• Passage:
# ACTIVATOR/CA MATCH



## jcm71 (Jan 16, 2013)

A while back I saw a video, I think by timberbits, where he used an Australian product called Glenn (???) as an activator with good results.  Which leads me to my question.

Should your CA and Activator be the same brand?  Does it compromise your results if you use Brand X CA and Brand Y Activator?  Just curious.  Does anyone have any experience with this?


----------



## ed4copies (Jan 16, 2013)

Hi John!!

Over the past couple years, many have done CA finishes.  There have also been many threads about the finish "cracking", sometimes months after it was fine.

I would suggest that, since we don't KNOW WHY these things are failing, we try to eliminate as many variables as possible.  Personally, I would be reluctant to use CA finish at all---but if you use it why NOT use all from one manufacturer.  At least then you know they SHOULD play nice together.

Make sense??


----------



## jcm71 (Jan 16, 2013)

ed4copies said:


> Hi John!!
> 
> At least then you know they SHOULD play nice together.
> 
> Make sense??



You're right there, Ed; they should play nice together, however, sometimes they don't, such as with the recent problem described here with Stick Fast Activator.  I'm just curious if there is/are known incompatibilities in using one brand of CA with another brand of activator.


----------



## brownsfn2 (Jan 16, 2013)

If you are referring to the video on how he applies 20 thin coats of CA then he says in the comments that he uses "Mitre Fix" which looks like a brand of CA accelerator that also make a CA glue under the same brand.

• Record extracts:
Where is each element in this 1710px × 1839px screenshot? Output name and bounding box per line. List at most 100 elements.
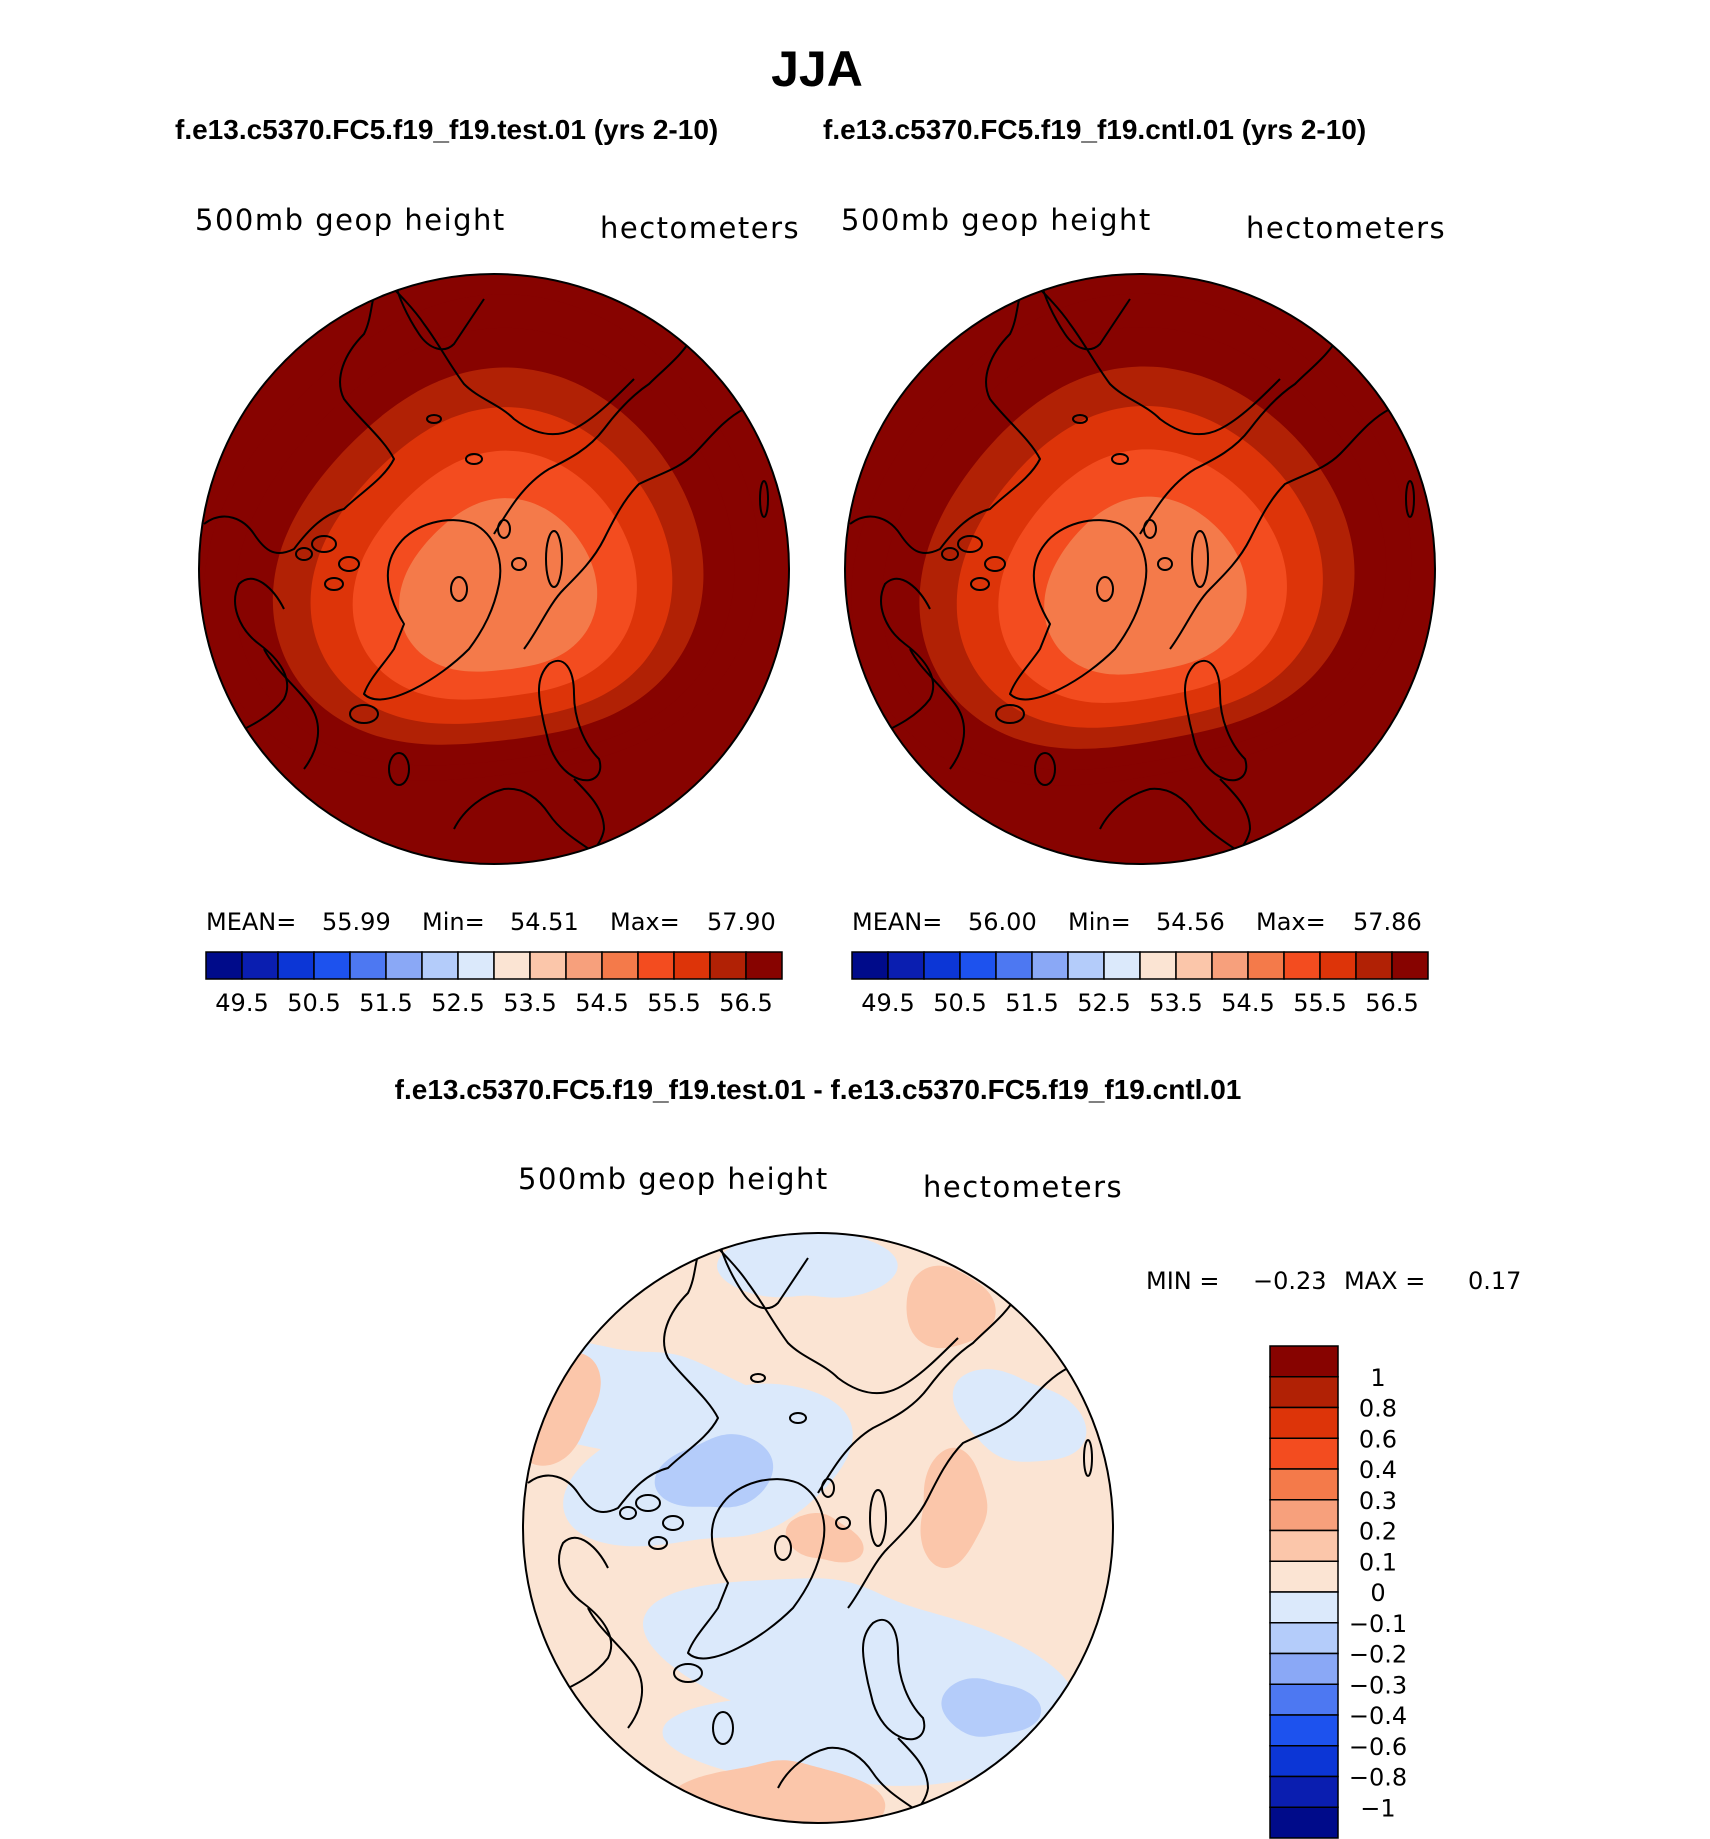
panel-test-colorbar-swatch [745, 951, 783, 980]
panel-test-island-franz-josef [511, 557, 527, 571]
panel-cntl-coast-greenland [1009, 519, 1148, 701]
panel-cntl-coast-hudson [869, 577, 935, 740]
panel-test-colorbar-tick-label: 56.5 [719, 989, 772, 1017]
panel-test-colorbar-swatch [565, 951, 603, 980]
panel-diff-coast-alaska [717, 1237, 809, 1310]
panel-diff-warm-band-europe [662, 1689, 1022, 1786]
panel-test-colorbar-tick-label: 49.5 [215, 989, 268, 1017]
panel-cntl-coast-siberia [1029, 278, 1281, 436]
panel-cntl-island-novaya-zemlya [1191, 530, 1209, 588]
panel-diff-colorbar-tick-label: 0.8 [1359, 1395, 1397, 1423]
panel-diff-max-label: MAX = [1344, 1267, 1425, 1295]
panel-cntl-colorbar-swatch [851, 951, 889, 980]
panel-cntl-colorbar-tick-label: 49.5 [861, 989, 914, 1017]
panel-diff-colorbar-tick-label: −1 [1360, 1794, 1395, 1822]
panel-test-island-canadian-arctic-1 [311, 535, 337, 553]
panel-test-island-svalbard [450, 576, 468, 602]
panel-cntl-island-canadian-arctic-1 [957, 535, 983, 553]
panel-cntl-variable: 500mb geop height [841, 203, 1152, 237]
panel-cntl-stats: MEAN= 56.00 Min= 54.56 Max= 57.86 [852, 908, 1422, 936]
panel-diff-coast-labrador [587, 1607, 644, 1729]
panel-test-coast-labrador [263, 648, 320, 770]
panel-diff-island-wrangel [750, 1373, 766, 1383]
panel-test-max-label: Max= [610, 908, 680, 936]
panel-test-min-value: 54.51 [510, 908, 579, 936]
panel-test-units: hectometers [600, 211, 800, 245]
panel-cntl-coast-scandinavia [1184, 659, 1248, 782]
panel-test-island-severnaya-zemlya [497, 519, 511, 539]
panel-cntl-colorbar-swatch [1283, 951, 1321, 980]
panel-cntl-coast-north-america [849, 274, 1041, 554]
panel-diff-colorbar-tick-label: −0.6 [1349, 1733, 1407, 1761]
panel-diff-coast-kamchatka [1070, 1277, 1099, 1379]
panel-diff-min-value: −0.23 [1253, 1267, 1327, 1295]
panel-diff-colorbar-tick-label: 0.3 [1359, 1487, 1397, 1515]
panel-cntl-colorbar-swatch [995, 951, 1033, 980]
panel-test-coast-kamchatka [746, 318, 775, 420]
panel-test-colorbar-swatch [529, 951, 567, 980]
panel-cntl-island-new-siberian [1111, 453, 1129, 465]
panel-test-colorbar-swatch [709, 951, 747, 980]
panel-test-colorbar-tick-label: 52.5 [431, 989, 484, 1017]
panel-cntl-island-british-isles [1034, 752, 1056, 786]
panel-test-stats: MEAN= 55.99 Min= 54.51 Max= 57.90 [206, 908, 776, 936]
panel-test-colorbar-tick-label: 54.5 [575, 989, 628, 1017]
panel-cntl-colorbar-swatch [1139, 951, 1177, 980]
panel-diff-island-canadian-arctic-1 [635, 1494, 661, 1512]
panel-diff-colorbar-tick-label: −0.3 [1349, 1671, 1407, 1699]
panel-cntl-colorbar-tick-label: 54.5 [1221, 989, 1274, 1017]
panel-diff-colorbar-swatch [1269, 1652, 1339, 1685]
panel-cntl-colorbar-tick-label: 53.5 [1149, 989, 1202, 1017]
panel-diff-island-british-isles [712, 1711, 734, 1745]
panel-diff-map-border [522, 1232, 1114, 1824]
panel-diff-min-label: MIN = [1146, 1267, 1219, 1295]
panel-diff-coast-north-america [527, 1233, 719, 1513]
panel-test-island-iceland [349, 704, 379, 724]
panel-test-variable: 500mb geop height [195, 203, 506, 237]
panel-test-colorbar-tick-label: 55.5 [647, 989, 700, 1017]
panel-cntl-coast-taymyr [1139, 333, 1341, 535]
panel-diff-colorbar-swatch [1269, 1406, 1339, 1439]
panel-diff-positive-core-canada [654, 1434, 774, 1508]
panel-test-island-novaya-zemlya [545, 530, 563, 588]
panel-test-map [198, 273, 790, 865]
panel-test: 500mb geop height hectometers MEAN= 55.9… [195, 203, 800, 1017]
panel-diff-coast-siberia [707, 1237, 959, 1395]
panel-cntl-island-severnaya-zemlya [1143, 519, 1157, 539]
panel-test-colorbar-swatch [457, 951, 495, 980]
panel-test-colorbar-swatch [421, 951, 459, 980]
panel-test-coast-greenland [363, 519, 502, 701]
panel-diff-stats: MIN = −0.23 MAX = 0.17 [1146, 1267, 1521, 1295]
panel-cntl-min-label: Min= [1068, 908, 1131, 936]
panel-diff-island-severnaya-zemlya [821, 1478, 835, 1498]
panel-cntl-colorbar-tick-label: 50.5 [933, 989, 986, 1017]
panel-diff-warm-patch-pacific [952, 1369, 1087, 1462]
panel-diff-colorbar-tick-label: −0.2 [1349, 1641, 1407, 1669]
panel-diff-colorbar-swatch [1269, 1622, 1339, 1655]
panel-diff: 500mb geop height hectometers MIN = −0.2… [518, 1162, 1521, 1839]
panel-diff-colorbar-swatch [1269, 1376, 1339, 1409]
panel-diff-colorbar-tick-label: 0 [1370, 1579, 1385, 1607]
panel-diff-colorbar-tick-label: 0.2 [1359, 1518, 1397, 1546]
panel-diff-colorbar-swatch [1269, 1745, 1339, 1778]
panel-diff-colorbar-swatch [1269, 1468, 1339, 1501]
panel-diff-units: hectometers [923, 1170, 1123, 1204]
panel-diff-positive-core-atlantic [941, 1678, 1042, 1737]
panel-cntl-max-value: 57.86 [1353, 908, 1422, 936]
panel-diff-colorbar-tick-label: −0.4 [1349, 1702, 1407, 1730]
panel-diff-negative-core-pacific [920, 1447, 988, 1569]
panel-cntl-colorbar-swatch [1355, 951, 1393, 980]
panel-test-max-value: 57.90 [707, 908, 776, 936]
panel-test-island-british-isles [388, 752, 410, 786]
panel-test-coast-scandinavia [538, 659, 602, 782]
panel-diff-colorbar-swatch [1269, 1591, 1339, 1624]
panel-test-island-canadian-arctic-4 [295, 547, 313, 561]
panel-cntl-island-svalbard [1096, 576, 1114, 602]
panel-cntl-island-canadian-arctic-2 [984, 556, 1006, 572]
panel-cntl-coast-alaska [1039, 278, 1131, 351]
panel-cntl-map [844, 273, 1436, 865]
panel-cntl-colorbar-swatch [887, 951, 925, 980]
panel-diff-max-value: 0.17 [1468, 1267, 1521, 1295]
panel-test-colorbar-swatch [493, 951, 531, 980]
panel-cntl-coast-kamchatka [1392, 318, 1421, 420]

• Requests:
1. In the thread, do these statements agree with the text? Answer yes or no for each, quoting the words that decide it. (a) ed4copies would be hesitant to use a CA finish at all. (b) According to ed4copies, the finish cracking always shows up right after it's applied. (c) brownsfn2 says the video's maker uses a product called "Mitre Fix."
2. Reproduce the part of the thread between "You're right there, Ed;" and "brownsfn2 (Jan 16, 2013)", inclusive.
3. In the thread, which brand of activator does jcm71 say had a recent problem?

• Answers in order:
1.
(a) Yes: "Personally, I would be reluctant to use CA finish at all"
(b) No: "sometimes months after it was fine"
(c) Yes: "he says in the comments that he uses "Mitre Fix""

2.
You're right there, Ed; they should play nice together, however, sometimes they don't, such as with the recent problem described here with Stick Fast Activator.  I'm just curious if there is/are known incompatibilities in using one brand of CA with another brand of activator.


----------



## brownsfn2 (Jan 16, 2013)

3. Stick Fast